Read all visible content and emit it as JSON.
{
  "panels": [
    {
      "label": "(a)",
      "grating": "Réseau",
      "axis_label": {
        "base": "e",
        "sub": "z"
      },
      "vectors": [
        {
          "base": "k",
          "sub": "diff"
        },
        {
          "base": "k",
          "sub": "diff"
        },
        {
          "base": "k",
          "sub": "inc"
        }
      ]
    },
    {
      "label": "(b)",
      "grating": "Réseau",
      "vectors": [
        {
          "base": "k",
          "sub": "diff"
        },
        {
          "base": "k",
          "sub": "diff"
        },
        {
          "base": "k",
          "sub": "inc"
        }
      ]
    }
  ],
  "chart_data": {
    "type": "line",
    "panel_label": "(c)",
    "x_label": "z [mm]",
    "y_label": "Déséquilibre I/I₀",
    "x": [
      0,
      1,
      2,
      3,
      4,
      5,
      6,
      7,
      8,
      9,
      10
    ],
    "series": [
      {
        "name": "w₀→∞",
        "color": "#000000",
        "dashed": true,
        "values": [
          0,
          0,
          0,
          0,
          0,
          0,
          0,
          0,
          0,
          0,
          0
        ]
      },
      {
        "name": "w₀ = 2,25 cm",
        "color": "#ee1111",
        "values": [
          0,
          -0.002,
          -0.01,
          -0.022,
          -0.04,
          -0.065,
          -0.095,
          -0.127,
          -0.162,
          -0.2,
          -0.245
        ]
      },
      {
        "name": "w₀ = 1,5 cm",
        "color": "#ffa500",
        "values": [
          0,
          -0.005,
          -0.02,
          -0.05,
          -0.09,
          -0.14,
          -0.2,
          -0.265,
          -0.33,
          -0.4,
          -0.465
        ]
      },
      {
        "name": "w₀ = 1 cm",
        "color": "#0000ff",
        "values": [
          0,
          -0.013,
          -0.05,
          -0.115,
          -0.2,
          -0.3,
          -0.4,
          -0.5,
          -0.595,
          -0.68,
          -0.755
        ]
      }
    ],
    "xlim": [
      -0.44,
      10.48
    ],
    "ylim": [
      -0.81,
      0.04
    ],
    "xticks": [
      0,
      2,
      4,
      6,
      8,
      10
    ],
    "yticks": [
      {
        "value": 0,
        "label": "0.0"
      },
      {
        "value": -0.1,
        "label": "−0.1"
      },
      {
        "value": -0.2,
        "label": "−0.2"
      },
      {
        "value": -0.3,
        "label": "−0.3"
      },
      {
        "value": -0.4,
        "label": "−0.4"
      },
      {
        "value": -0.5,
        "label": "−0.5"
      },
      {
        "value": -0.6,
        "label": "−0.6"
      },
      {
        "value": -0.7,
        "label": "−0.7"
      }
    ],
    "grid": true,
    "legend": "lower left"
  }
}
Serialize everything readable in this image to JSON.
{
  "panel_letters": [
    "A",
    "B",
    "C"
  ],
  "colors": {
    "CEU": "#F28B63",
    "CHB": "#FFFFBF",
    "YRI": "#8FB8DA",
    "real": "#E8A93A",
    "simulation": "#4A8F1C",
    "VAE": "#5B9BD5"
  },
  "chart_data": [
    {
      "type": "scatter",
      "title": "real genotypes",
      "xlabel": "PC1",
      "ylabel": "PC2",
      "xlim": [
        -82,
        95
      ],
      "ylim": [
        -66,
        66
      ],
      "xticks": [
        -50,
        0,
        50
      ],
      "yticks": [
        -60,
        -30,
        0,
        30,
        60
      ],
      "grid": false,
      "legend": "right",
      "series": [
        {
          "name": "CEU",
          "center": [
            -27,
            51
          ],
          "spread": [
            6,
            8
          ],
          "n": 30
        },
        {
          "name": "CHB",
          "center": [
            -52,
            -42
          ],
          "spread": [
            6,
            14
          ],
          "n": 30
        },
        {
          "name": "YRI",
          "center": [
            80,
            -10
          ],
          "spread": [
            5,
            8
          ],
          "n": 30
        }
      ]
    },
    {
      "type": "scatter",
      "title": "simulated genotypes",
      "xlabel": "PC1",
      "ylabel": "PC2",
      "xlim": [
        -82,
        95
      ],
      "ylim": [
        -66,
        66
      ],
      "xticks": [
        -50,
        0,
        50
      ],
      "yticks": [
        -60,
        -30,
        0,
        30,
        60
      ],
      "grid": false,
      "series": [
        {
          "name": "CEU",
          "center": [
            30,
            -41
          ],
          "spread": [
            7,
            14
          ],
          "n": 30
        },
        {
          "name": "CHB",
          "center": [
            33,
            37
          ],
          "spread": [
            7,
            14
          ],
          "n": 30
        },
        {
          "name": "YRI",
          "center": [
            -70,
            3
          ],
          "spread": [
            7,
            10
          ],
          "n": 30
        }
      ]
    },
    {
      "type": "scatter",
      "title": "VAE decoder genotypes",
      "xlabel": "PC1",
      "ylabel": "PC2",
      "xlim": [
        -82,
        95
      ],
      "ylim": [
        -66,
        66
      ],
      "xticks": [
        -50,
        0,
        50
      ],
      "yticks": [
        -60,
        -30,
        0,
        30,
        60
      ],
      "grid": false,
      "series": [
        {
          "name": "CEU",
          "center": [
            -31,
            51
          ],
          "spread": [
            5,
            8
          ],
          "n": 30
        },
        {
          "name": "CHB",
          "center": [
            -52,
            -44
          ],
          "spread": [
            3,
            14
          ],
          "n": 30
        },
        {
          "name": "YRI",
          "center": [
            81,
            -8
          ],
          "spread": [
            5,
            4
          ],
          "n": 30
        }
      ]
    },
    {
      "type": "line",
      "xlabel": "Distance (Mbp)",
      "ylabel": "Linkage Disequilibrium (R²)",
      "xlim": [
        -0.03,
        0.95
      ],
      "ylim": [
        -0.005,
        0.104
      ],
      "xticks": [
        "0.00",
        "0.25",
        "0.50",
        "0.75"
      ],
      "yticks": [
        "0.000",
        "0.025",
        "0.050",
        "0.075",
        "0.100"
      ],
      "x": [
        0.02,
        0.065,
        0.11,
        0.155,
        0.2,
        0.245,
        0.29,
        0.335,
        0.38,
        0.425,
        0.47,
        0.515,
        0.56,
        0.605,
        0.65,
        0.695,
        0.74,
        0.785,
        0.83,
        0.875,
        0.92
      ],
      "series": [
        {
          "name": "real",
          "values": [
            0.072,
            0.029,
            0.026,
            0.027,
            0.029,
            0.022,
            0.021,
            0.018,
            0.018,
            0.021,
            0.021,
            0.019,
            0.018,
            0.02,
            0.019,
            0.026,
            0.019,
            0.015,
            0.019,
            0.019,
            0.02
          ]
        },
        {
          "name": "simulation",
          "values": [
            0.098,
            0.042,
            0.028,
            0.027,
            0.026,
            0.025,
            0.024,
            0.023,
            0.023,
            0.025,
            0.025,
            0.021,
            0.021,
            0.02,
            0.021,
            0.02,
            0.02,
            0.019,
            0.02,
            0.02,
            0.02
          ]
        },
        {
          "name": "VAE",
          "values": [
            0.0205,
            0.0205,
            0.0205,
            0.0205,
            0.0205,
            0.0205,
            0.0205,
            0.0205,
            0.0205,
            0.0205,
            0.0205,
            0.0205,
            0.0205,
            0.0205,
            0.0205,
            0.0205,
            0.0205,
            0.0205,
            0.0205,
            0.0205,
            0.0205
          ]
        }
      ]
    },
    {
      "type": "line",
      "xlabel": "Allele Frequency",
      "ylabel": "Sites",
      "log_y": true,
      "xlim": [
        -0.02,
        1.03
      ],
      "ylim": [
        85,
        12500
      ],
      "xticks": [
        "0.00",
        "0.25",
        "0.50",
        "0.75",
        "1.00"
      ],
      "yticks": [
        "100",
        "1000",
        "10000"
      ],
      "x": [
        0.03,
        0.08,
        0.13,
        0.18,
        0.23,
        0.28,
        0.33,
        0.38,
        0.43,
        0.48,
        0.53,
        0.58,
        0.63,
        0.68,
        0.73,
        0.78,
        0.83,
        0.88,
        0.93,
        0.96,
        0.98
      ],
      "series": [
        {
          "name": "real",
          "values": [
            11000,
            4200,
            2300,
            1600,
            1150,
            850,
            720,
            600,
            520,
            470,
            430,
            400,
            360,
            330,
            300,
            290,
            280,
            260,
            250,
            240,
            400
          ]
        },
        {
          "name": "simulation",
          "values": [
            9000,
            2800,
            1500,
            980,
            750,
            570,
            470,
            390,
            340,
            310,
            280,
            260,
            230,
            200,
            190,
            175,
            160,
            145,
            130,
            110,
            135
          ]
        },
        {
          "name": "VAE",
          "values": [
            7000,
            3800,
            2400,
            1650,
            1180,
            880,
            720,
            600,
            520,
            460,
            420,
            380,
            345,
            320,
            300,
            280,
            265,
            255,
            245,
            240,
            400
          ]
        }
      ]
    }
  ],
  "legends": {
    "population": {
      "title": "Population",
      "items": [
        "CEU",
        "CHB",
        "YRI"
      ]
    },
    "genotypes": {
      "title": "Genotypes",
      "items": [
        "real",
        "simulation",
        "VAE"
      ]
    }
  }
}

• SHORT PROBLEM
Look through the entries above for the word "JSON". Copy every line where it shows up.

• ANSWER TO THE EXERCISE
Read all visible content and emit it as JSON.
Serialize everything readable in this image to JSON.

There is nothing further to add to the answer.